> [WHAT IS EXPECTED]: Extract each line from the entries below that has the string "achat" in it.

[Rows from a dataset]
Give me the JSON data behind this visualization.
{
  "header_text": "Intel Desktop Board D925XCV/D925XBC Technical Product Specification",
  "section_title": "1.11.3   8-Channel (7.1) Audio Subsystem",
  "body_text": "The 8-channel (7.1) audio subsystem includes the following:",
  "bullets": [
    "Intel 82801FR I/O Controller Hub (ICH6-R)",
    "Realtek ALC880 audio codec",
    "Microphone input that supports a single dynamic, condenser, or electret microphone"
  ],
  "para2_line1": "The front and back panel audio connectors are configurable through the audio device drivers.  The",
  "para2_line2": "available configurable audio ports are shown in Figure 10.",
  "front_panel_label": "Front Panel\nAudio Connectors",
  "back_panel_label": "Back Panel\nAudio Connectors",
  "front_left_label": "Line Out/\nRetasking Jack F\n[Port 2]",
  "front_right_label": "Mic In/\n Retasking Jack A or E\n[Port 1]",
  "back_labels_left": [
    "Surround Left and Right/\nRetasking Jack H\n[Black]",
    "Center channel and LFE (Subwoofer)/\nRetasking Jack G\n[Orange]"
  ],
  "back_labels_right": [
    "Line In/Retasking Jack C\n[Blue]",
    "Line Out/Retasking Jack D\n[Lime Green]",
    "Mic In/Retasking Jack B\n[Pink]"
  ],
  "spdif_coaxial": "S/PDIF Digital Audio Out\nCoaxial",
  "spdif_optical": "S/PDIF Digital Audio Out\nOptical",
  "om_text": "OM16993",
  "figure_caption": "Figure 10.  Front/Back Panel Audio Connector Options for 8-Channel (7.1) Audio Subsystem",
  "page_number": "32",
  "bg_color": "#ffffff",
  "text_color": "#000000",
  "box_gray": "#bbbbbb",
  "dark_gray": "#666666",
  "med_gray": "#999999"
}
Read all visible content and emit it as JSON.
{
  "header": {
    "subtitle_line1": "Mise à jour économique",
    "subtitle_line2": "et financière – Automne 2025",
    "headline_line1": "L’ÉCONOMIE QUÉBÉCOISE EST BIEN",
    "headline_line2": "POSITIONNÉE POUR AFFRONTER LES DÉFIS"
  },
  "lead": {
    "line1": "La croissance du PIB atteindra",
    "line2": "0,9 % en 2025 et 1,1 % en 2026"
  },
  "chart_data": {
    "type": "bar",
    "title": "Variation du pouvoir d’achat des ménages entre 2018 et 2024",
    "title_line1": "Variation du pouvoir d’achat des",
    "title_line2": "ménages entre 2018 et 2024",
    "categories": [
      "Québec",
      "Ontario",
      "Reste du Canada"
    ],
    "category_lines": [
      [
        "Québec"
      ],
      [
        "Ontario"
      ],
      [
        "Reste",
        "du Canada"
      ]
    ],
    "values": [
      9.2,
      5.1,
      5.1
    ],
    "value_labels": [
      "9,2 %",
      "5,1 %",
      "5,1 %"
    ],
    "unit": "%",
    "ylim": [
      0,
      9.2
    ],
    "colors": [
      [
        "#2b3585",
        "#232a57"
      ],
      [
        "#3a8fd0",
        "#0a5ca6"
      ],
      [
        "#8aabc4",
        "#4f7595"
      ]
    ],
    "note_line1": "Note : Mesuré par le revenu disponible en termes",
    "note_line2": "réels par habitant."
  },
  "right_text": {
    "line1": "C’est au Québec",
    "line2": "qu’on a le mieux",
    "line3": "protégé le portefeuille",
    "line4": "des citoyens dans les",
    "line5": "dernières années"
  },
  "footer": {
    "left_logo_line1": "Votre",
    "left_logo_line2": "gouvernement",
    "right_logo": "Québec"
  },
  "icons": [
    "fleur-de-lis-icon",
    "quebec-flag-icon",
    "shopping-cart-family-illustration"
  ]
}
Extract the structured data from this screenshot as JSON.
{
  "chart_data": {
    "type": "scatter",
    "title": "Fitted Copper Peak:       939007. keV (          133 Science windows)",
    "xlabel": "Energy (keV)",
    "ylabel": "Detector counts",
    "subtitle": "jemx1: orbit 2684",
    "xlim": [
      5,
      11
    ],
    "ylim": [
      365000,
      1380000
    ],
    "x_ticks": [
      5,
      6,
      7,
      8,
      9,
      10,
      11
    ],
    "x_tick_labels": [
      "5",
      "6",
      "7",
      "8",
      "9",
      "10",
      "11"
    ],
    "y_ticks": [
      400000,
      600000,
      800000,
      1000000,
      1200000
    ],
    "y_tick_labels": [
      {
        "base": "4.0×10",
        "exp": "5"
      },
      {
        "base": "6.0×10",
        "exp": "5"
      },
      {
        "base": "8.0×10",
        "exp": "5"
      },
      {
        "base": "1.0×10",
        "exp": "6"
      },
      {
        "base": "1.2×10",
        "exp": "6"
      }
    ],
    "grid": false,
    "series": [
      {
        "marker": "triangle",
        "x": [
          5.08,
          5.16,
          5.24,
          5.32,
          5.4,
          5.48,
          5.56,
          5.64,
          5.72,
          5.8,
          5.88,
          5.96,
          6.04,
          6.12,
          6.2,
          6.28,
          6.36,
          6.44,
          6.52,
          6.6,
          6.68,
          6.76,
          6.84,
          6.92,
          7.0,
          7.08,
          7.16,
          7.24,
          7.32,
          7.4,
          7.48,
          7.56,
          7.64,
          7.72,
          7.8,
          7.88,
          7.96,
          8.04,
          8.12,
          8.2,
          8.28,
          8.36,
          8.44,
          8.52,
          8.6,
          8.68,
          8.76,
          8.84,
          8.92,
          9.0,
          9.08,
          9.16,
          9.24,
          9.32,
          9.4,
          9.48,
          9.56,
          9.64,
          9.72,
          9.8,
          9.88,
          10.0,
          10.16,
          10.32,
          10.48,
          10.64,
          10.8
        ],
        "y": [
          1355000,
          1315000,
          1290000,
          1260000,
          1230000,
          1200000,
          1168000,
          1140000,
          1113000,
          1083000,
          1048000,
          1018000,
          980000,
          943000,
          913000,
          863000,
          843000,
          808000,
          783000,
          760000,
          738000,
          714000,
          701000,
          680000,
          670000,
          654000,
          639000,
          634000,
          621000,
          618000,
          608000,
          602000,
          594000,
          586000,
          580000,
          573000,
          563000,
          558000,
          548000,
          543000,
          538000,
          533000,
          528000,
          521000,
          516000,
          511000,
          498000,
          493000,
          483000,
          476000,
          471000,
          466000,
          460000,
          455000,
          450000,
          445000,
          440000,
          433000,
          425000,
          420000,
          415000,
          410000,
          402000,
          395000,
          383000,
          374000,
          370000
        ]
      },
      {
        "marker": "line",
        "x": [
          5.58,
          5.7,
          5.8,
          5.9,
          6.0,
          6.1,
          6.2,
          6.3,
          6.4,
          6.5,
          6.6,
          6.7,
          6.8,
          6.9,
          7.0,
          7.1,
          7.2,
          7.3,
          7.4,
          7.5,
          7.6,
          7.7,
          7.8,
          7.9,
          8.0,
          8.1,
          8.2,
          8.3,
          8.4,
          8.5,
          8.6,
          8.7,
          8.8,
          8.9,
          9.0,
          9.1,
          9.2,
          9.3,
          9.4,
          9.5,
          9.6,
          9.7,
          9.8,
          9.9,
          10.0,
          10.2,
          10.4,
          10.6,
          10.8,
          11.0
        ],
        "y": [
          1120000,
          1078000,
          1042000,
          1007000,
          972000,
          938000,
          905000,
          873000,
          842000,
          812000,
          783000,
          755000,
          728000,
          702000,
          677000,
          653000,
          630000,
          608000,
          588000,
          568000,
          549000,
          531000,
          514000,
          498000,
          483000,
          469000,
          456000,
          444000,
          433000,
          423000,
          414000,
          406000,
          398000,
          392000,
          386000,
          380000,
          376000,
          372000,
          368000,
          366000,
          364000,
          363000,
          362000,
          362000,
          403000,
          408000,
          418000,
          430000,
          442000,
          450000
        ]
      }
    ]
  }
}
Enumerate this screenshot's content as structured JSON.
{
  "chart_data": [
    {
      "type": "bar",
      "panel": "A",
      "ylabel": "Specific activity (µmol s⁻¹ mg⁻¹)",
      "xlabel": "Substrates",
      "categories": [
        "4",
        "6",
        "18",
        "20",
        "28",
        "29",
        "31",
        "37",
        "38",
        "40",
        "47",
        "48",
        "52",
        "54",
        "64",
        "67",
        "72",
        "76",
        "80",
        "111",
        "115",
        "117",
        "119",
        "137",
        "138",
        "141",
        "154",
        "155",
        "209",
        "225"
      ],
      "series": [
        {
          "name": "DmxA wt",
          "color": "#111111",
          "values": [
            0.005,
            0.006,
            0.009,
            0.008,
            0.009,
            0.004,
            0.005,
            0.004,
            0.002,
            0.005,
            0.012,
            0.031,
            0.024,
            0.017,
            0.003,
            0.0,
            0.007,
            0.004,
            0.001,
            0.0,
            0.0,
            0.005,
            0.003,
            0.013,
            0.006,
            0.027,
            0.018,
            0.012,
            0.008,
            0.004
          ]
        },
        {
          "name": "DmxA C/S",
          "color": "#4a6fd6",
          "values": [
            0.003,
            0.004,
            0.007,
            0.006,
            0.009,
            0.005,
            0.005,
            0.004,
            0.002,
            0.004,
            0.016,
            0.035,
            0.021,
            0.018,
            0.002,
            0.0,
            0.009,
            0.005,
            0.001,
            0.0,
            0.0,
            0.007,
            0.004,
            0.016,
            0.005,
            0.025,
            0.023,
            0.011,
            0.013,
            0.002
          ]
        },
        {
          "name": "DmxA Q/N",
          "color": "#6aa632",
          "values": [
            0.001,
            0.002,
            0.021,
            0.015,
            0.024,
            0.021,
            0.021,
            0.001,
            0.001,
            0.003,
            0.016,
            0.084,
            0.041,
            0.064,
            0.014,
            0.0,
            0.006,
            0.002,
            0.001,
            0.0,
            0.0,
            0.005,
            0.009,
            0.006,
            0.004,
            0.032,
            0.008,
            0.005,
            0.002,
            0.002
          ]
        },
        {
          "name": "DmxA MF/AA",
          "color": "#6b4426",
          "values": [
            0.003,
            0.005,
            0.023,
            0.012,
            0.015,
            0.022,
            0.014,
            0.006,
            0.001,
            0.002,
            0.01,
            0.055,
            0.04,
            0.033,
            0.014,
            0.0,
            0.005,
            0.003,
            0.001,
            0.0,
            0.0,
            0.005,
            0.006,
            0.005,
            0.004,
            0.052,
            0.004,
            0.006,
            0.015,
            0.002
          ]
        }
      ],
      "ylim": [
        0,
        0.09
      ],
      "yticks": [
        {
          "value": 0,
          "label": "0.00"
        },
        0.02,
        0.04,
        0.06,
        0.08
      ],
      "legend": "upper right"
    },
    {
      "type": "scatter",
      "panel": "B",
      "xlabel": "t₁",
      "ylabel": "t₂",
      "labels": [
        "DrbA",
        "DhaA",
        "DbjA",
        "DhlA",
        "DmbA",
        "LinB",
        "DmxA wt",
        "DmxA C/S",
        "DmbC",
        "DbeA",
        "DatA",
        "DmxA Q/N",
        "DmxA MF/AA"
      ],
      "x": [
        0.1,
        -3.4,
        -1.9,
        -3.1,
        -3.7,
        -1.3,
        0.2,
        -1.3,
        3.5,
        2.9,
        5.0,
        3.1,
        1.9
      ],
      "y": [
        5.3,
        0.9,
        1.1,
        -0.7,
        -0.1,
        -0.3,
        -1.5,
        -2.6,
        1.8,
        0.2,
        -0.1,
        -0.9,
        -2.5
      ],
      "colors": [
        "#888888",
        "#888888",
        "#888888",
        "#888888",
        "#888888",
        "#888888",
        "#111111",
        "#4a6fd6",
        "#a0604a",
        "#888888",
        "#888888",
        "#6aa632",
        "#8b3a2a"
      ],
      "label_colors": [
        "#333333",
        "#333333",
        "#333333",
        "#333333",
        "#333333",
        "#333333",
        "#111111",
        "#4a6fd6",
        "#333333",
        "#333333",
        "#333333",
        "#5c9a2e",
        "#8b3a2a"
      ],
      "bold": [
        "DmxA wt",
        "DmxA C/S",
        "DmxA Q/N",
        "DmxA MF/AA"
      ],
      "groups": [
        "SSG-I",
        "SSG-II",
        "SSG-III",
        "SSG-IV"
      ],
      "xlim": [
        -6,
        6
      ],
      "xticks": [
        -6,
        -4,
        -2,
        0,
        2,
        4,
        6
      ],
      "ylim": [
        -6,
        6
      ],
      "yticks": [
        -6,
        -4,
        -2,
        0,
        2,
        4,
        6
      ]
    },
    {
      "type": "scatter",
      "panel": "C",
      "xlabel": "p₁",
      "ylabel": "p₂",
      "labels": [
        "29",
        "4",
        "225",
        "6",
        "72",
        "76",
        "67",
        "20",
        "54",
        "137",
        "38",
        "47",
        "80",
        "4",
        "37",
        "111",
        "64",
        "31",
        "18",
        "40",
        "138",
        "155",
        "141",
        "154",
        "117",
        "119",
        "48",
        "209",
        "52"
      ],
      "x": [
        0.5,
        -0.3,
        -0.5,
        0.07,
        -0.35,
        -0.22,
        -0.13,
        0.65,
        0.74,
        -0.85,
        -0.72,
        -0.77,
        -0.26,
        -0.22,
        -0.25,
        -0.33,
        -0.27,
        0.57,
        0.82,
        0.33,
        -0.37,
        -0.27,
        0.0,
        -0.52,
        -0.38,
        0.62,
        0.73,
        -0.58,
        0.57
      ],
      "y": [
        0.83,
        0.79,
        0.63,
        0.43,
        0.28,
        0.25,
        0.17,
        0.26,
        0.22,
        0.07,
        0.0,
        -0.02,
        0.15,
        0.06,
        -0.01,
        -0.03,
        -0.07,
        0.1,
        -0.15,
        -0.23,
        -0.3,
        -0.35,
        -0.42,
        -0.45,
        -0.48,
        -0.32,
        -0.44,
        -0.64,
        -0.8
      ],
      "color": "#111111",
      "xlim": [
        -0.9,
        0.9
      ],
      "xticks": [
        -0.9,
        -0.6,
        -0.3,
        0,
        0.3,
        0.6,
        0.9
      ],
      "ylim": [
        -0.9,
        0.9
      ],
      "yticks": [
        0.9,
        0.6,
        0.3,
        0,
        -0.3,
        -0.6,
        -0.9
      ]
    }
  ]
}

> [SOLUTION BELOW]:
    "title": "Variation du pouvoir d’achat des ménages entre 2018 et 2024",
    "title_line1": "Variation du pouvoir d’achat des",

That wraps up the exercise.